— START Task inputs —

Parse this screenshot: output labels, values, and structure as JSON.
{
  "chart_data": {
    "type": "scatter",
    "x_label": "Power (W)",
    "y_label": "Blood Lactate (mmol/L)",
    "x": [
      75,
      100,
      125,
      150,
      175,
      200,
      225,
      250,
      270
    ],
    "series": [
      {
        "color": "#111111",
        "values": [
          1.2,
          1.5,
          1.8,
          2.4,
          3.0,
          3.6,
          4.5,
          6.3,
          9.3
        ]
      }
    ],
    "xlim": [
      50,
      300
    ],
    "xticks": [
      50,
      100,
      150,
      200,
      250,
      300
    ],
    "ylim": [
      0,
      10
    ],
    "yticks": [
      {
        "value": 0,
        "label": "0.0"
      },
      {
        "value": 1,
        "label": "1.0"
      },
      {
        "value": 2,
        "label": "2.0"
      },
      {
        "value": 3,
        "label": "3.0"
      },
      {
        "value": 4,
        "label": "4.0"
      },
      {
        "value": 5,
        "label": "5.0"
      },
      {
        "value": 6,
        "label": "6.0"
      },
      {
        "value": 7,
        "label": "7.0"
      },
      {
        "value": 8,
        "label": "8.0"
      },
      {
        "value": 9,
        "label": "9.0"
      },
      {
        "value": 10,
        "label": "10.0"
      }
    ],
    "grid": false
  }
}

— END Task inputs —

**The request:**
Output the data above exactly, please, line for line.

**In response:**
Parse this screenshot: output labels, values, and structure as JSON.
{
  "chart_data": {
    "type": "scatter",
    "x_label": "Power (W)",
    "y_label": "Blood Lactate (mmol/L)",
    "x": [
      75,
      100,
      125,
      150,
      175,
      200,
      225,
      250,
      270
    ],
    "series": [
      {
        "color": "#111111",
        "values": [
          1.2,
          1.5,
          1.8,
          2.4,
          3.0,
          3.6,
          4.5,
          6.3,
          9.3
        ]
      }
    ],
    "xlim": [
      50,
      300
    ],
    "xticks": [
      50,
      100,
      150,
      200,
      250,
      300
    ],
    "ylim": [
      0,
      10
    ],
    "yticks": [
      {
        "value": 0,
        "label": "0.0"
      },
      {
        "value": 1,
        "label": "1.0"
      },
      {
        "value": 2,
        "label": "2.0"
      },
      {
        "value": 3,
        "label": "3.0"
      },
      {
        "value": 4,
        "label": "4.0"
      },
      {
        "value": 5,
        "label": "5.0"
      },
      {
        "value": 6,
        "label": "6.0"
      },
      {
        "value": 7,
        "label": "7.0"
      },
      {
        "value": 8,
        "label": "8.0"
      },
      {
        "value": 9,
        "label": "9.0"
      },
      {
        "value": 10,
        "label": "10.0"
      }
    ],
    "grid": false
  }
}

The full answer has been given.